▸ **Exercise details**
Retype all of the listing exactly, passing over any picture you find.

Figure record listings:

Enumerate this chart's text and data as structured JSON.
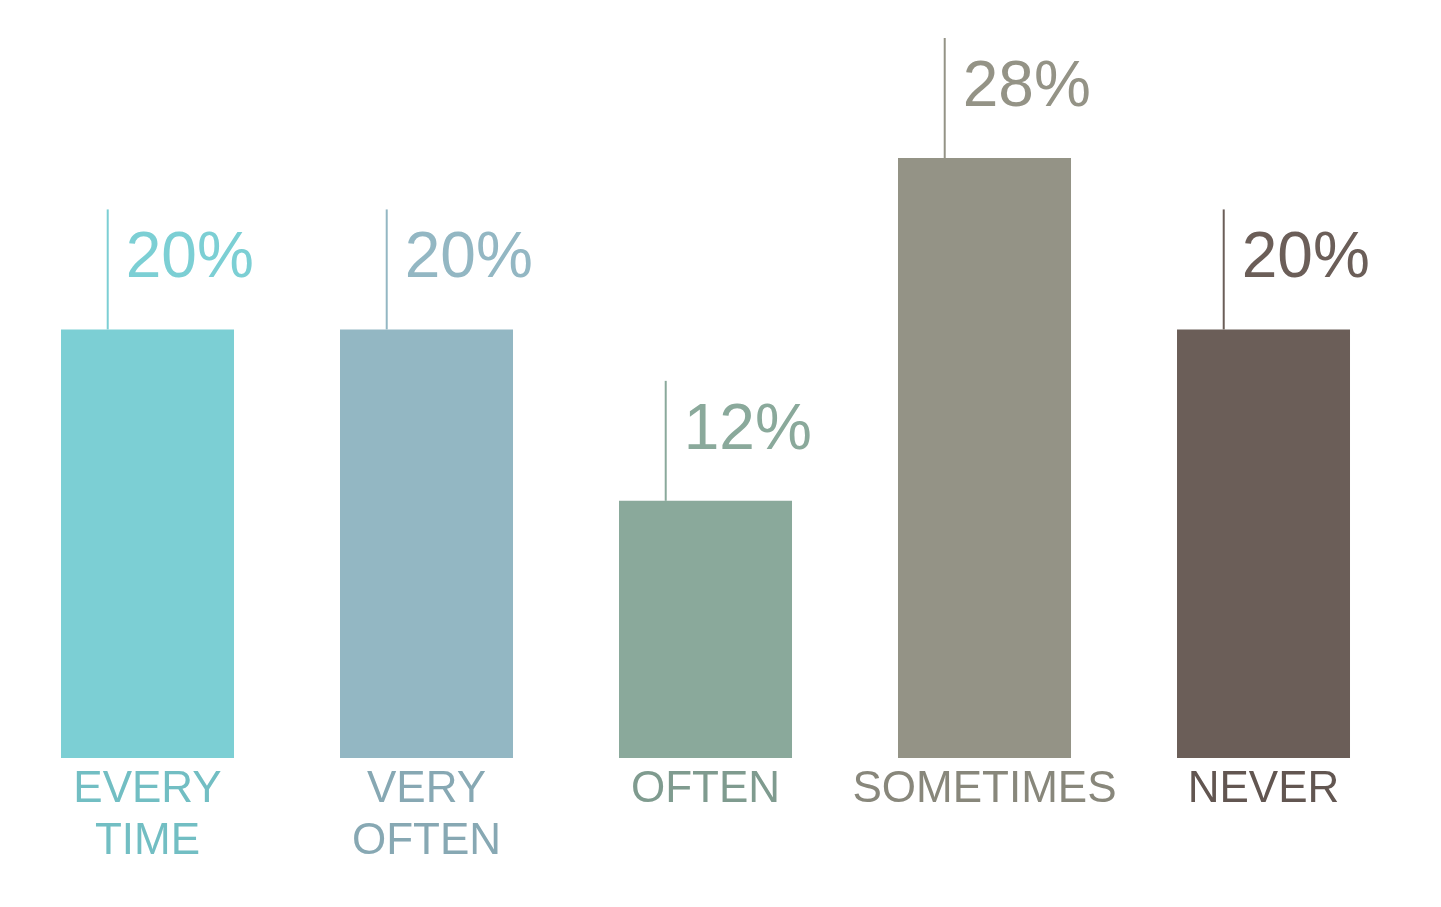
{
  "chart_data": {
    "type": "bar",
    "categories": [
      "EVERY TIME",
      "VERY OFTEN",
      "OFTEN",
      "SOMETIMES",
      "NEVER"
    ],
    "values": [
      20,
      20,
      12,
      28,
      20
    ],
    "value_labels": [
      "20%",
      "20%",
      "12%",
      "28%",
      "20%"
    ],
    "colors": [
      "#7ccfd4",
      "#93b7c3",
      "#8aa99b",
      "#949386",
      "#6b5e58"
    ]
  }
}
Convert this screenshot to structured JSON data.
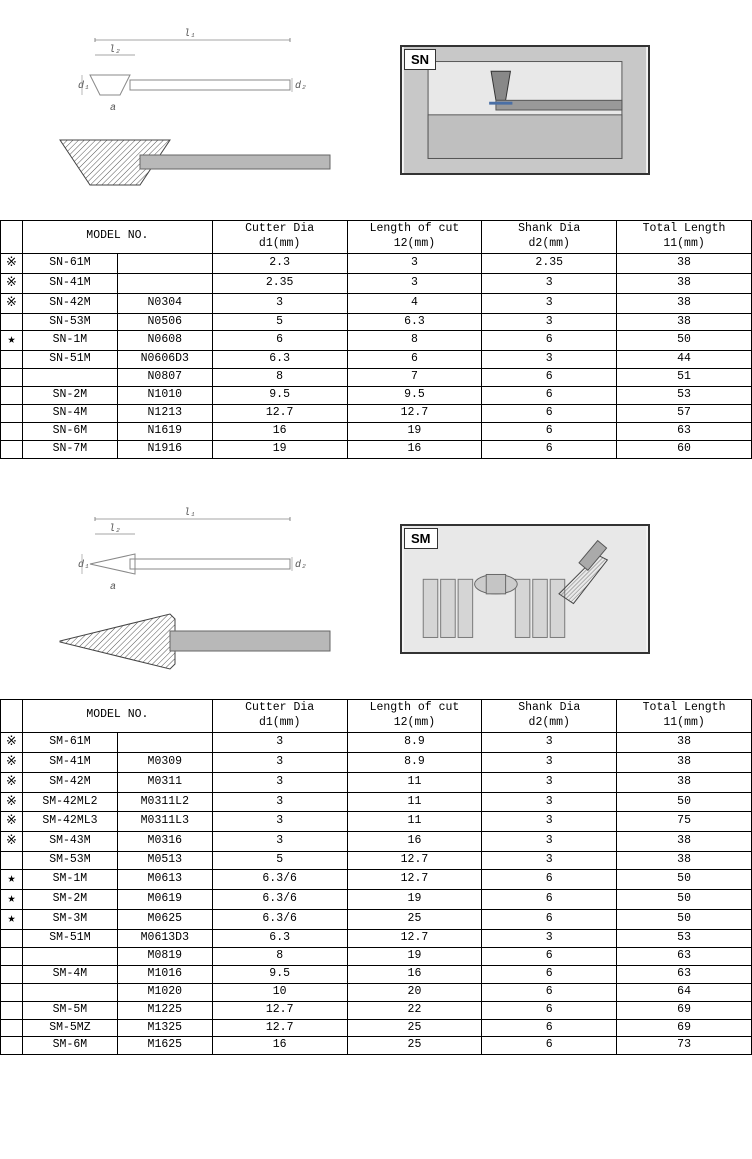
{
  "sections": [
    {
      "label": "SN",
      "shape": "inverted_cone",
      "table": {
        "headers": {
          "model": "MODEL NO.",
          "cutter": "Cutter Dia\nd1(mm)",
          "length": "Length of cut\n12(mm)",
          "shank": "Shank Dia\nd2(mm)",
          "total": "Total Length\n11(mm)"
        },
        "rows": [
          {
            "sym": "※",
            "model": "SN-61M",
            "code": "",
            "d1": "2.3",
            "l2": "3",
            "d2": "2.35",
            "l1": "38"
          },
          {
            "sym": "※",
            "model": "SN-41M",
            "code": "",
            "d1": "2.35",
            "l2": "3",
            "d2": "3",
            "l1": "38"
          },
          {
            "sym": "※",
            "model": "SN-42M",
            "code": "N0304",
            "d1": "3",
            "l2": "4",
            "d2": "3",
            "l1": "38"
          },
          {
            "sym": "",
            "model": "SN-53M",
            "code": "N0506",
            "d1": "5",
            "l2": "6.3",
            "d2": "3",
            "l1": "38"
          },
          {
            "sym": "★",
            "model": "SN-1M",
            "code": "N0608",
            "d1": "6",
            "l2": "8",
            "d2": "6",
            "l1": "50"
          },
          {
            "sym": "",
            "model": "SN-51M",
            "code": "N0606D3",
            "d1": "6.3",
            "l2": "6",
            "d2": "3",
            "l1": "44"
          },
          {
            "sym": "",
            "model": "",
            "code": "N0807",
            "d1": "8",
            "l2": "7",
            "d2": "6",
            "l1": "51"
          },
          {
            "sym": "",
            "model": "SN-2M",
            "code": "N1010",
            "d1": "9.5",
            "l2": "9.5",
            "d2": "6",
            "l1": "53"
          },
          {
            "sym": "",
            "model": "SN-4M",
            "code": "N1213",
            "d1": "12.7",
            "l2": "12.7",
            "d2": "6",
            "l1": "57"
          },
          {
            "sym": "",
            "model": "SN-6M",
            "code": "N1619",
            "d1": "16",
            "l2": "19",
            "d2": "6",
            "l1": "63"
          },
          {
            "sym": "",
            "model": "SN-7M",
            "code": "N1916",
            "d1": "19",
            "l2": "16",
            "d2": "6",
            "l1": "60"
          }
        ]
      }
    },
    {
      "label": "SM",
      "shape": "cone",
      "table": {
        "headers": {
          "model": "MODEL NO.",
          "cutter": "Cutter Dia\nd1(mm)",
          "length": "Length of cut\n12(mm)",
          "shank": "Shank Dia\nd2(mm)",
          "total": "Total Length\n11(mm)"
        },
        "rows": [
          {
            "sym": "※",
            "model": "SM-61M",
            "code": "",
            "d1": "3",
            "l2": "8.9",
            "d2": "3",
            "l1": "38"
          },
          {
            "sym": "※",
            "model": "SM-41M",
            "code": "M0309",
            "d1": "3",
            "l2": "8.9",
            "d2": "3",
            "l1": "38"
          },
          {
            "sym": "※",
            "model": "SM-42M",
            "code": "M0311",
            "d1": "3",
            "l2": "11",
            "d2": "3",
            "l1": "38"
          },
          {
            "sym": "※",
            "model": "SM-42ML2",
            "code": "M0311L2",
            "d1": "3",
            "l2": "11",
            "d2": "3",
            "l1": "50"
          },
          {
            "sym": "※",
            "model": "SM-42ML3",
            "code": "M0311L3",
            "d1": "3",
            "l2": "11",
            "d2": "3",
            "l1": "75"
          },
          {
            "sym": "※",
            "model": "SM-43M",
            "code": "M0316",
            "d1": "3",
            "l2": "16",
            "d2": "3",
            "l1": "38"
          },
          {
            "sym": "",
            "model": "SM-53M",
            "code": "M0513",
            "d1": "5",
            "l2": "12.7",
            "d2": "3",
            "l1": "38"
          },
          {
            "sym": "★",
            "model": "SM-1M",
            "code": "M0613",
            "d1": "6.3/6",
            "l2": "12.7",
            "d2": "6",
            "l1": "50"
          },
          {
            "sym": "★",
            "model": "SM-2M",
            "code": "M0619",
            "d1": "6.3/6",
            "l2": "19",
            "d2": "6",
            "l1": "50"
          },
          {
            "sym": "★",
            "model": "SM-3M",
            "code": "M0625",
            "d1": "6.3/6",
            "l2": "25",
            "d2": "6",
            "l1": "50"
          },
          {
            "sym": "",
            "model": "SM-51M",
            "code": "M0613D3",
            "d1": "6.3",
            "l2": "12.7",
            "d2": "3",
            "l1": "53"
          },
          {
            "sym": "",
            "model": "",
            "code": "M0819",
            "d1": "8",
            "l2": "19",
            "d2": "6",
            "l1": "63"
          },
          {
            "sym": "",
            "model": "SM-4M",
            "code": "M1016",
            "d1": "9.5",
            "l2": "16",
            "d2": "6",
            "l1": "63"
          },
          {
            "sym": "",
            "model": "",
            "code": "M1020",
            "d1": "10",
            "l2": "20",
            "d2": "6",
            "l1": "64"
          },
          {
            "sym": "",
            "model": "SM-5M",
            "code": "M1225",
            "d1": "12.7",
            "l2": "22",
            "d2": "6",
            "l1": "69"
          },
          {
            "sym": "",
            "model": "SM-5MZ",
            "code": "M1325",
            "d1": "12.7",
            "l2": "25",
            "d2": "6",
            "l1": "69"
          },
          {
            "sym": "",
            "model": "SM-6M",
            "code": "M1625",
            "d1": "16",
            "l2": "25",
            "d2": "6",
            "l1": "73"
          }
        ]
      }
    }
  ],
  "diagram_labels": {
    "l1": "l₁",
    "l2": "l₂",
    "d1": "d₁",
    "d2": "d₂",
    "a": "a"
  },
  "colors": {
    "border": "#000000",
    "diagram_stroke": "#888888",
    "diagram_blue": "#5b7ba8",
    "usage_bg": "#d0d0d0",
    "tool_gray": "#9a9a9a"
  }
}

▸ **Complete answer**
Enumerate this chart's text and data as structured JSON.
{
  "chart_data": {
    "type": "bar",
    "categories": [
      "EVERY TIME",
      "VERY OFTEN",
      "OFTEN",
      "SOMETIMES",
      "NEVER"
    ],
    "values": [
      20,
      20,
      12,
      28,
      20
    ],
    "value_labels": [
      "20%",
      "20%",
      "12%",
      "28%",
      "20%"
    ],
    "colors": [
      "#7ccfd4",
      "#93b7c3",
      "#8aa99b",
      "#949386",
      "#6b5e58"
    ]
  }
}
Convert this screenshot to structured JSON data.
{
  "sections": [
    {
      "label": "SN",
      "shape": "inverted_cone",
      "table": {
        "headers": {
          "model": "MODEL NO.",
          "cutter": "Cutter Dia\nd1(mm)",
          "length": "Length of cut\n12(mm)",
          "shank": "Shank Dia\nd2(mm)",
          "total": "Total Length\n11(mm)"
        },
        "rows": [
          {
            "sym": "※",
            "model": "SN-61M",
            "code": "",
            "d1": "2.3",
            "l2": "3",
            "d2": "2.35",
            "l1": "38"
          },
          {
            "sym": "※",
            "model": "SN-41M",
            "code": "",
            "d1": "2.35",
            "l2": "3",
            "d2": "3",
            "l1": "38"
          },
          {
            "sym": "※",
            "model": "SN-42M",
            "code": "N0304",
            "d1": "3",
            "l2": "4",
            "d2": "3",
            "l1": "38"
          },
          {
            "sym": "",
            "model": "SN-53M",
            "code": "N0506",
            "d1": "5",
            "l2": "6.3",
            "d2": "3",
            "l1": "38"
          },
          {
            "sym": "★",
            "model": "SN-1M",
            "code": "N0608",
            "d1": "6",
            "l2": "8",
            "d2": "6",
            "l1": "50"
          },
          {
            "sym": "",
            "model": "SN-51M",
            "code": "N0606D3",
            "d1": "6.3",
            "l2": "6",
            "d2": "3",
            "l1": "44"
          },
          {
            "sym": "",
            "model": "",
            "code": "N0807",
            "d1": "8",
            "l2": "7",
            "d2": "6",
            "l1": "51"
          },
          {
            "sym": "",
            "model": "SN-2M",
            "code": "N1010",
            "d1": "9.5",
            "l2": "9.5",
            "d2": "6",
            "l1": "53"
          },
          {
            "sym": "",
            "model": "SN-4M",
            "code": "N1213",
            "d1": "12.7",
            "l2": "12.7",
            "d2": "6",
            "l1": "57"
          },
          {
            "sym": "",
            "model": "SN-6M",
            "code": "N1619",
            "d1": "16",
            "l2": "19",
            "d2": "6",
            "l1": "63"
          },
          {
            "sym": "",
            "model": "SN-7M",
            "code": "N1916",
            "d1": "19",
            "l2": "16",
            "d2": "6",
            "l1": "60"
          }
        ]
      }
    },
    {
      "label": "SM",
      "shape": "cone",
      "table": {
        "headers": {
          "model": "MODEL NO.",
          "cutter": "Cutter Dia\nd1(mm)",
          "length": "Length of cut\n12(mm)",
          "shank": "Shank Dia\nd2(mm)",
          "total": "Total Length\n11(mm)"
        },
        "rows": [
          {
            "sym": "※",
            "model": "SM-61M",
            "code": "",
            "d1": "3",
            "l2": "8.9",
            "d2": "3",
            "l1": "38"
          },
          {
            "sym": "※",
            "model": "SM-41M",
            "code": "M0309",
            "d1": "3",
            "l2": "8.9",
            "d2": "3",
            "l1": "38"
          },
          {
            "sym": "※",
            "model": "SM-42M",
            "code": "M0311",
            "d1": "3",
            "l2": "11",
            "d2": "3",
            "l1": "38"
          },
          {
            "sym": "※",
            "model": "SM-42ML2",
            "code": "M0311L2",
            "d1": "3",
            "l2": "11",
            "d2": "3",
            "l1": "50"
          },
          {
            "sym": "※",
            "model": "SM-42ML3",
            "code": "M0311L3",
            "d1": "3",
            "l2": "11",
            "d2": "3",
            "l1": "75"
          },
          {
            "sym": "※",
            "model": "SM-43M",
            "code": "M0316",
            "d1": "3",
            "l2": "16",
            "d2": "3",
            "l1": "38"
          },
          {
            "sym": "",
            "model": "SM-53M",
            "code": "M0513",
            "d1": "5",
            "l2": "12.7",
            "d2": "3",
            "l1": "38"
          },
          {
            "sym": "★",
            "model": "SM-1M",
            "code": "M0613",
            "d1": "6.3/6",
            "l2": "12.7",
            "d2": "6",
            "l1": "50"
          },
          {
            "sym": "★",
            "model": "SM-2M",
            "code": "M0619",
            "d1": "6.3/6",
            "l2": "19",
            "d2": "6",
            "l1": "50"
          },
          {
            "sym": "★",
            "model": "SM-3M",
            "code": "M0625",
            "d1": "6.3/6",
            "l2": "25",
            "d2": "6",
            "l1": "50"
          },
          {
            "sym": "",
            "model": "SM-51M",
            "code": "M0613D3",
            "d1": "6.3",
            "l2": "12.7",
            "d2": "3",
            "l1": "53"
          },
          {
            "sym": "",
            "model": "",
            "code": "M0819",
            "d1": "8",
            "l2": "19",
            "d2": "6",
            "l1": "63"
          },
          {
            "sym": "",
            "model": "SM-4M",
            "code": "M1016",
            "d1": "9.5",
            "l2": "16",
            "d2": "6",
            "l1": "63"
          },
          {
            "sym": "",
            "model": "",
            "code": "M1020",
            "d1": "10",
            "l2": "20",
            "d2": "6",
            "l1": "64"
          },
          {
            "sym": "",
            "model": "SM-5M",
            "code": "M1225",
            "d1": "12.7",
            "l2": "22",
            "d2": "6",
            "l1": "69"
          },
          {
            "sym": "",
            "model": "SM-5MZ",
            "code": "M1325",
            "d1": "12.7",
            "l2": "25",
            "d2": "6",
            "l1": "69"
          },
          {
            "sym": "",
            "model": "SM-6M",
            "code": "M1625",
            "d1": "16",
            "l2": "25",
            "d2": "6",
            "l1": "73"
          }
        ]
      }
    }
  ],
  "diagram_labels": {
    "l1": "l₁",
    "l2": "l₂",
    "d1": "d₁",
    "d2": "d₂",
    "a": "a"
  },
  "colors": {
    "border": "#000000",
    "diagram_stroke": "#888888",
    "diagram_blue": "#5b7ba8",
    "usage_bg": "#d0d0d0",
    "tool_gray": "#9a9a9a"
  }
}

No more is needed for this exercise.